Material to process:

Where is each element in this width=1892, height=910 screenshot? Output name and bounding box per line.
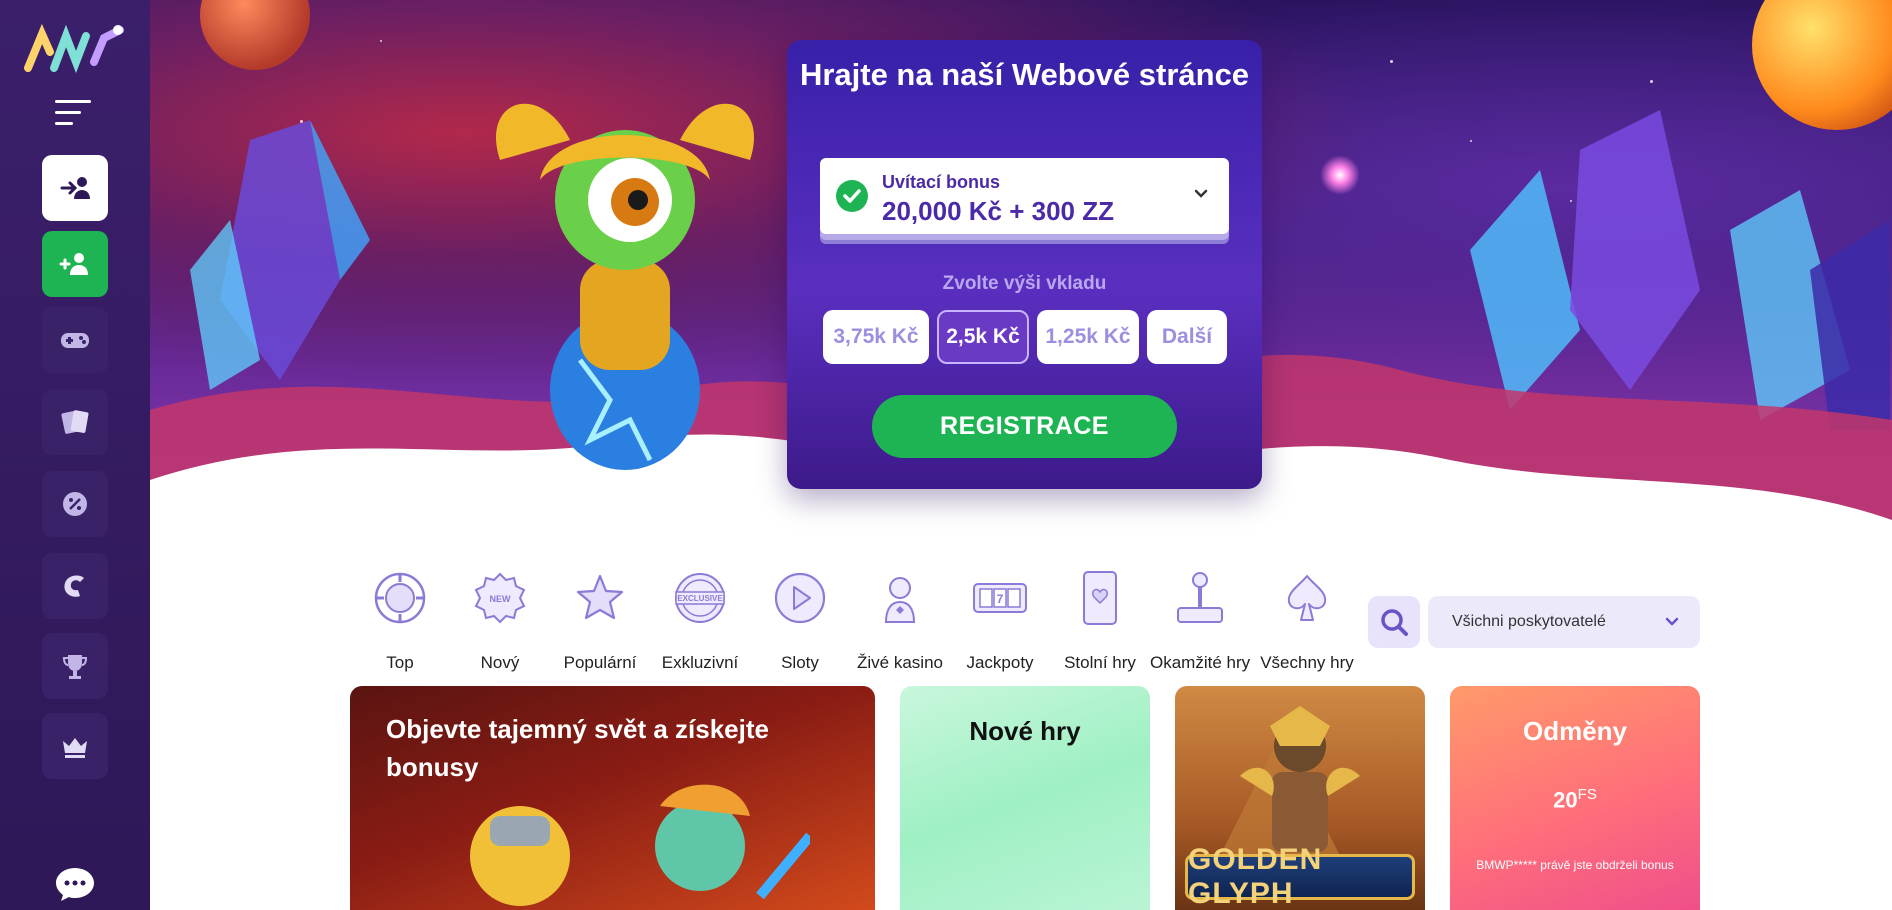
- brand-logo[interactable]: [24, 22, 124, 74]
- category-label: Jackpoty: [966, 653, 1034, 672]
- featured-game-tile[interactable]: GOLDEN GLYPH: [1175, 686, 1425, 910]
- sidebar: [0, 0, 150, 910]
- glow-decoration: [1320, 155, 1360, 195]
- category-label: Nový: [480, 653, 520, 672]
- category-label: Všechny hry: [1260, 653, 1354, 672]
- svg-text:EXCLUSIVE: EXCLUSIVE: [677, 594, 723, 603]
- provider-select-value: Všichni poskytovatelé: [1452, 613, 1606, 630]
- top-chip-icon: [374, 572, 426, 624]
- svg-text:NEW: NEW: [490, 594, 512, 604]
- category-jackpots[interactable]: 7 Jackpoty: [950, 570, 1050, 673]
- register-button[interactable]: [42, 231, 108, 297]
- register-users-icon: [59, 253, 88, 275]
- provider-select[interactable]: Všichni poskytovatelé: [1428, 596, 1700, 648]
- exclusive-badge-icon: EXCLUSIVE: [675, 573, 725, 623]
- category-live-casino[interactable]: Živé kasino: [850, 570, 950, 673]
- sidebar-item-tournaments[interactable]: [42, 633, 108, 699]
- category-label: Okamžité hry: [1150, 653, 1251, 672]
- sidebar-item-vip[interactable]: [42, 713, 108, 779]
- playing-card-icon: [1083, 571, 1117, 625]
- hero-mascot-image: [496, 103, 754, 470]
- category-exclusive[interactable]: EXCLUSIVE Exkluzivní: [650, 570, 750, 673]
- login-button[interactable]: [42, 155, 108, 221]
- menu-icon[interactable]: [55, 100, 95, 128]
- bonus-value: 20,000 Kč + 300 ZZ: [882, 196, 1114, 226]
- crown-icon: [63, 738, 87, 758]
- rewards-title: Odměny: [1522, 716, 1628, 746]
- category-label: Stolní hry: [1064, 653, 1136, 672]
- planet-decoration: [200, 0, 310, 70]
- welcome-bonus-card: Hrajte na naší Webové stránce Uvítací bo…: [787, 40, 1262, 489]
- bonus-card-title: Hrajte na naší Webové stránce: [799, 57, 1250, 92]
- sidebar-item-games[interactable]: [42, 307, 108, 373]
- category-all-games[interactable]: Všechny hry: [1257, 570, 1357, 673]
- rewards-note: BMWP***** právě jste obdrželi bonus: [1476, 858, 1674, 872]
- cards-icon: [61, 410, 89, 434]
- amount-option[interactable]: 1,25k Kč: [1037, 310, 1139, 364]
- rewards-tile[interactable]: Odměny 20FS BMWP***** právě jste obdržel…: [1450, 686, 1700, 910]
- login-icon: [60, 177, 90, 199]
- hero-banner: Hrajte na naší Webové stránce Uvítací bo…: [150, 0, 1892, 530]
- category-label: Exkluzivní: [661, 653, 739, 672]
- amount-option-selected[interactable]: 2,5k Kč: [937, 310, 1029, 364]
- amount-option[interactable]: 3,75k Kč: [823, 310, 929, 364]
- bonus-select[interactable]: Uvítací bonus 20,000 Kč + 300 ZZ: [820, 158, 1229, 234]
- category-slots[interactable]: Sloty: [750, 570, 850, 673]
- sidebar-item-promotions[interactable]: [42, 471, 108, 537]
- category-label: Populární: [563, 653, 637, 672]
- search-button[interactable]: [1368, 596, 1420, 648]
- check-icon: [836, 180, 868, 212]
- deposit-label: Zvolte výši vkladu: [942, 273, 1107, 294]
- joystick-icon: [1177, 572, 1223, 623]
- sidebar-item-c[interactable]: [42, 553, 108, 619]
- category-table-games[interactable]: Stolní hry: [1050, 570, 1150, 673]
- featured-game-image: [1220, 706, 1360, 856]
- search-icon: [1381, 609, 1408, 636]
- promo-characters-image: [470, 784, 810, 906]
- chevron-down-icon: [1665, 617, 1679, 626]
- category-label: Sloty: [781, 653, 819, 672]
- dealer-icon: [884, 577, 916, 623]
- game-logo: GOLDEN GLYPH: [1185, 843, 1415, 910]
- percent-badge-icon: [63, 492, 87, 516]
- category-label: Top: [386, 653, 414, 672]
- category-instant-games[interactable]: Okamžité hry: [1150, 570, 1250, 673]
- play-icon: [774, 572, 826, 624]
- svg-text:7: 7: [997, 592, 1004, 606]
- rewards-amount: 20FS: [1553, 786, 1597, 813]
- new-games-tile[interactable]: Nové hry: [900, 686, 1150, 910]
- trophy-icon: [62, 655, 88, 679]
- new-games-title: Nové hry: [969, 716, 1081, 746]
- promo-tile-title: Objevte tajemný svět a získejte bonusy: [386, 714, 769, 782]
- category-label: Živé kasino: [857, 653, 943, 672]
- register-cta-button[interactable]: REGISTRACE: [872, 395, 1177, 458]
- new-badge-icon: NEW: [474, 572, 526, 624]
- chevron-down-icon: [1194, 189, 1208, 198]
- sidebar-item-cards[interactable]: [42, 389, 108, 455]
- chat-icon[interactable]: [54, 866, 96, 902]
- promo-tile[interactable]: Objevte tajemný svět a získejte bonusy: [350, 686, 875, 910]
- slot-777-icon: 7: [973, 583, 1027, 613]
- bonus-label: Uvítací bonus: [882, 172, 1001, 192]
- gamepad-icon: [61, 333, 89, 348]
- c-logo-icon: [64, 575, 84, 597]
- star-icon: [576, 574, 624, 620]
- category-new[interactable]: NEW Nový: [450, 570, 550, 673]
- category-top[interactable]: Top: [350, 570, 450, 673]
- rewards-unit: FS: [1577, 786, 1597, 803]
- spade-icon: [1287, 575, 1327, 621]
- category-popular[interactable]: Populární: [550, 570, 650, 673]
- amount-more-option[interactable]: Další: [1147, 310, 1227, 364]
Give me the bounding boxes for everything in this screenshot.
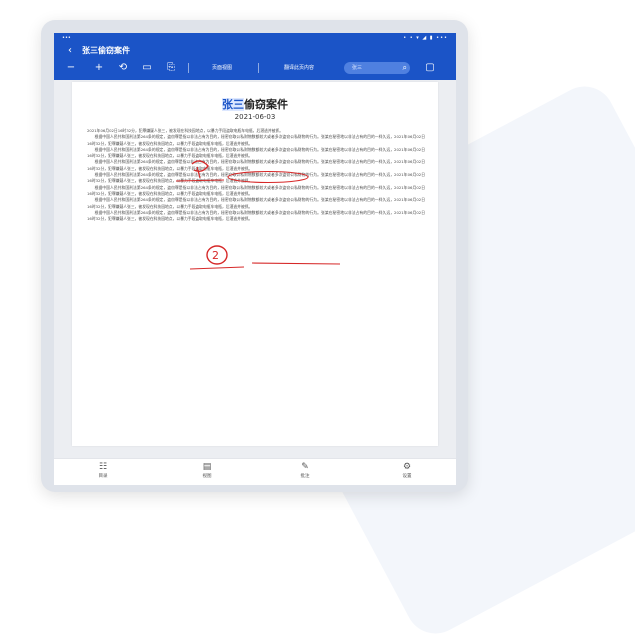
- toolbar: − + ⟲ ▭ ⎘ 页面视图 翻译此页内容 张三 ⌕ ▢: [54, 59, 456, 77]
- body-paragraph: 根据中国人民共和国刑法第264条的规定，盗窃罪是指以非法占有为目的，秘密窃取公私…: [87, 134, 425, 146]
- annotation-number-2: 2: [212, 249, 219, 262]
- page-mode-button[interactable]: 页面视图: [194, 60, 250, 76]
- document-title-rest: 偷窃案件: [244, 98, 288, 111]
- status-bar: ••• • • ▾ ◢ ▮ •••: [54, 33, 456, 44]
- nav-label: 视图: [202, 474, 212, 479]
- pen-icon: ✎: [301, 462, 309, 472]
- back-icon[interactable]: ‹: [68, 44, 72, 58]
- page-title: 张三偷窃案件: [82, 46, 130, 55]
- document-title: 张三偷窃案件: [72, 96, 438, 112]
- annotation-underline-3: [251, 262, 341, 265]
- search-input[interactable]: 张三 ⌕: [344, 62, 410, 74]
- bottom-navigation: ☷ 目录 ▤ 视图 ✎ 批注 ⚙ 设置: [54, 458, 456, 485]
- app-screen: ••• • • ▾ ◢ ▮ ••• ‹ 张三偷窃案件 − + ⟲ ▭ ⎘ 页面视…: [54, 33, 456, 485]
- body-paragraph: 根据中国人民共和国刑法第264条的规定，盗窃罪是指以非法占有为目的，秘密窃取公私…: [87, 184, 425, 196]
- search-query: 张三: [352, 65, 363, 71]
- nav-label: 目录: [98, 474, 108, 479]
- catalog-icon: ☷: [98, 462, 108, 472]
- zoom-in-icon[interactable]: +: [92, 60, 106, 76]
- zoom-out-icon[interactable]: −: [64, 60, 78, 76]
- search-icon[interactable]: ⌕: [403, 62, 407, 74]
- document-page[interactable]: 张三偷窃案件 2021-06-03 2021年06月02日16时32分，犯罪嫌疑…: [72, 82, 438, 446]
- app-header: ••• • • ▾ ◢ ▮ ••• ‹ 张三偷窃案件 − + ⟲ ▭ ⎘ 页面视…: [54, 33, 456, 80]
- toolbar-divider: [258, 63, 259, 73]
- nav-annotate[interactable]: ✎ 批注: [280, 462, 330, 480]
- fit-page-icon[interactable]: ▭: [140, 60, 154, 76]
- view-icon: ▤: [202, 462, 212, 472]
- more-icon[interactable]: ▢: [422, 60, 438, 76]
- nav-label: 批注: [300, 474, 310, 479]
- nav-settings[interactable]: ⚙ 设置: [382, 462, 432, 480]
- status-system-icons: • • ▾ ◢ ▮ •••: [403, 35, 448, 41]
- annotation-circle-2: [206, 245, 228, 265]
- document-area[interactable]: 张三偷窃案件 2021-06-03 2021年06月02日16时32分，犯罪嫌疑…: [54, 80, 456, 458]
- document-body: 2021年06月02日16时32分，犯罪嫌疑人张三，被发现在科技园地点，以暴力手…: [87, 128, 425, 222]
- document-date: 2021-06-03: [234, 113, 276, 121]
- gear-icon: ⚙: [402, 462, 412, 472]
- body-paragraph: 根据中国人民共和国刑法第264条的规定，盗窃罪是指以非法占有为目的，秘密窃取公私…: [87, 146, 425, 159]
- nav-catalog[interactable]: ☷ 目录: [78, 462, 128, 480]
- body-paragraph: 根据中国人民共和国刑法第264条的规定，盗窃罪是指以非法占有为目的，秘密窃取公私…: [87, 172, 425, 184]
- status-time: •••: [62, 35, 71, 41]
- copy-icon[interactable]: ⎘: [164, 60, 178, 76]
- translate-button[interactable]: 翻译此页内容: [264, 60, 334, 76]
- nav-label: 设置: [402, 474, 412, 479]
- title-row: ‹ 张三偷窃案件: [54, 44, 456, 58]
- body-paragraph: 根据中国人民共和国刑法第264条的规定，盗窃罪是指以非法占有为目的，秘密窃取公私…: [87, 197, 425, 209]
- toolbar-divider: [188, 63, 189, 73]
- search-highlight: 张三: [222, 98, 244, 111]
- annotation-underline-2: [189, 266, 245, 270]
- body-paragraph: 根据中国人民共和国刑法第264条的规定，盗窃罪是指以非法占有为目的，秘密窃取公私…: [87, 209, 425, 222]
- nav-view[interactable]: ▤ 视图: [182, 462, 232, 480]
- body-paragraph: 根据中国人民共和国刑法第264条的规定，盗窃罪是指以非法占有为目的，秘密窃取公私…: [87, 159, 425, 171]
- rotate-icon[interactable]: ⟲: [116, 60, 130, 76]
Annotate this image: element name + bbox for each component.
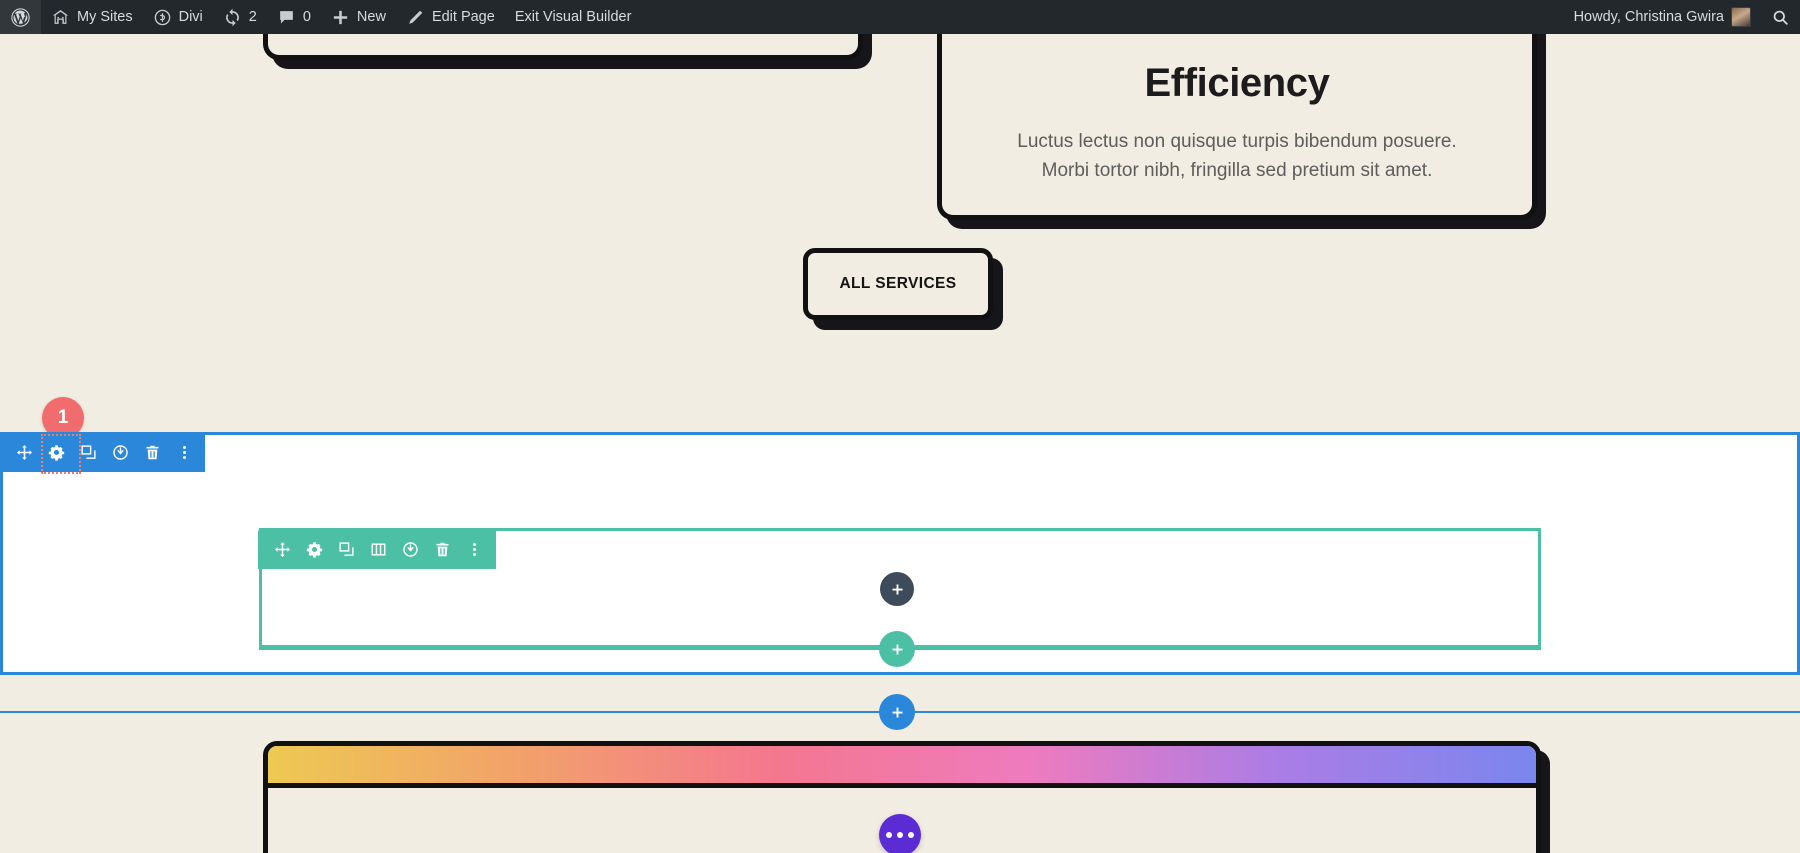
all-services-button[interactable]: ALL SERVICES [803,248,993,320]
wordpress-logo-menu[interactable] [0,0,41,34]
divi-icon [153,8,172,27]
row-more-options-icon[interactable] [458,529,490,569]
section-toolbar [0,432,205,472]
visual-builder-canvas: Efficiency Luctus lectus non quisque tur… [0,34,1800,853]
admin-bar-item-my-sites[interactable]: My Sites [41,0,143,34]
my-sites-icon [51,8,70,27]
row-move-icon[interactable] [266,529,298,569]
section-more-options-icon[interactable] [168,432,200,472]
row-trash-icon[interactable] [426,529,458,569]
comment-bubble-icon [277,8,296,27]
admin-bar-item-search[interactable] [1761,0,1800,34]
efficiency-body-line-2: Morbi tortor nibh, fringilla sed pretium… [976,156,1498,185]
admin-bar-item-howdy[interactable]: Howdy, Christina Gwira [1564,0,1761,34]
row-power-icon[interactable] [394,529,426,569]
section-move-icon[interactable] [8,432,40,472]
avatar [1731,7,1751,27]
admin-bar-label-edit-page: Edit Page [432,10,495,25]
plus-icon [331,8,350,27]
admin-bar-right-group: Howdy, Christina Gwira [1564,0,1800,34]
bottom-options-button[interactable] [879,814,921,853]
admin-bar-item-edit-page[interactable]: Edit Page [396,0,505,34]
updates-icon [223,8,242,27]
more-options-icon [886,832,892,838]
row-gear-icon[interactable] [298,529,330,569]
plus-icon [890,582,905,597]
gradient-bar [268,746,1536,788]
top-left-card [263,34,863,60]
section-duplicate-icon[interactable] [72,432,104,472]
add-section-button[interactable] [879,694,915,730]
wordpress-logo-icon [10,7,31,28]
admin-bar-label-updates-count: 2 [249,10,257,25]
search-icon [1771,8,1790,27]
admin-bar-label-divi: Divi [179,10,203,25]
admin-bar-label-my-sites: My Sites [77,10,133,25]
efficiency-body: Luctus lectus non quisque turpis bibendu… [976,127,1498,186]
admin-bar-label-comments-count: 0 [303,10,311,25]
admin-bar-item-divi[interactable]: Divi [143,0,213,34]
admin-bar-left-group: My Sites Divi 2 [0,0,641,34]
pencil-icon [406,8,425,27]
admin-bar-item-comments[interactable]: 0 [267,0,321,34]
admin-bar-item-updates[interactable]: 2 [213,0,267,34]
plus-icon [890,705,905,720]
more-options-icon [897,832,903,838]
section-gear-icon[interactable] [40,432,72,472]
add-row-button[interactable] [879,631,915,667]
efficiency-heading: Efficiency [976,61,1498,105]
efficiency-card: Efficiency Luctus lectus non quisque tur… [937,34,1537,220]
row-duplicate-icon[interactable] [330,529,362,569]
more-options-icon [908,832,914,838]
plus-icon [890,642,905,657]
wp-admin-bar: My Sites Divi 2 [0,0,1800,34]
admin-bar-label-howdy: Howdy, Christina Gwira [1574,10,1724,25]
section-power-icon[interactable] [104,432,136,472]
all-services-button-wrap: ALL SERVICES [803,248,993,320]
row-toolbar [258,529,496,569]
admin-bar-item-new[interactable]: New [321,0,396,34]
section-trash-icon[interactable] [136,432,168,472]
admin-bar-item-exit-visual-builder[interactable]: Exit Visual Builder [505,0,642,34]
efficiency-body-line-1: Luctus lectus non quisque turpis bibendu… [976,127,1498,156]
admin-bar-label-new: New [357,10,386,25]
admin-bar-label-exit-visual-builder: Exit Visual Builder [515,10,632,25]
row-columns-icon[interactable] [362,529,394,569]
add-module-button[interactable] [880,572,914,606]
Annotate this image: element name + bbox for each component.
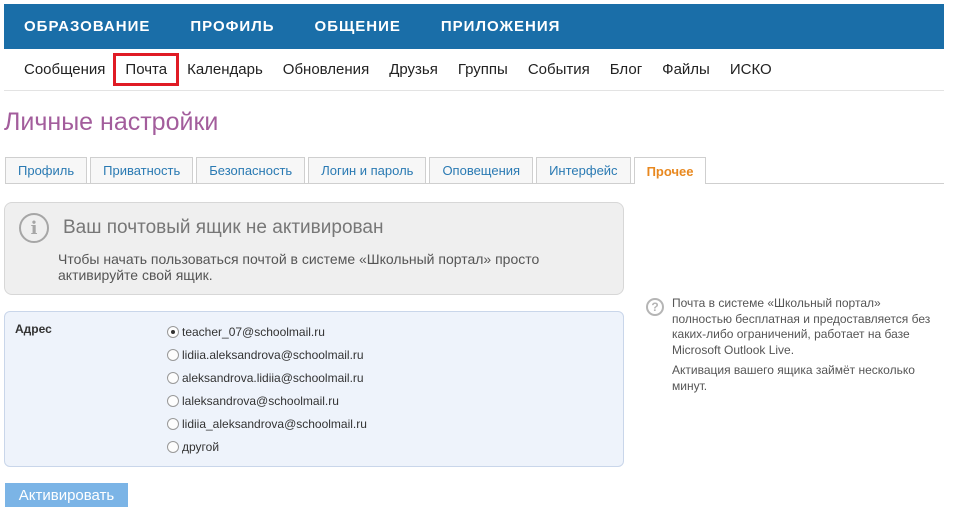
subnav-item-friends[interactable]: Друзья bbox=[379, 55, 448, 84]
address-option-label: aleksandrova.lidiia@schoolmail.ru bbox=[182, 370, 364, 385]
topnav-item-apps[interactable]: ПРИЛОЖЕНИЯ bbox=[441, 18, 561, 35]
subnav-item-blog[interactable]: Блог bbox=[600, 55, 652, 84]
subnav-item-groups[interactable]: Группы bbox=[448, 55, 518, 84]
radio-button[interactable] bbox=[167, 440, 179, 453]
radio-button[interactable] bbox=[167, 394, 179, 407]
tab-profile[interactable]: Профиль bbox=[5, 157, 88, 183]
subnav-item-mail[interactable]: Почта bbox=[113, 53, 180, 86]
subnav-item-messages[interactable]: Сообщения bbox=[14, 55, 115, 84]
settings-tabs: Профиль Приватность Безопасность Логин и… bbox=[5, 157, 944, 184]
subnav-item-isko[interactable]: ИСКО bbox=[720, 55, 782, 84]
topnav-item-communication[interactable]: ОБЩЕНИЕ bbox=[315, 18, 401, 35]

Given instruction: Return word for word the lines of the records above, starting with the line that contains "55, 448, 84]" and going on through the line that contains "subnav-item-groups[interactable]: Группы bbox=[448, 55, 518, 84]", with both of those lines included.

Reply:
subnav-item-friends[interactable]: Друзья bbox=[379, 55, 448, 84]
address-option-label: aleksandrova.lidiia@schoolmail.ru bbox=[182, 370, 364, 385]
topnav-item-apps[interactable]: ПРИЛОЖЕНИЯ bbox=[441, 18, 561, 35]
subnav-item-blog[interactable]: Блог bbox=[600, 55, 652, 84]
subnav-item-groups[interactable]: Группы bbox=[448, 55, 518, 84]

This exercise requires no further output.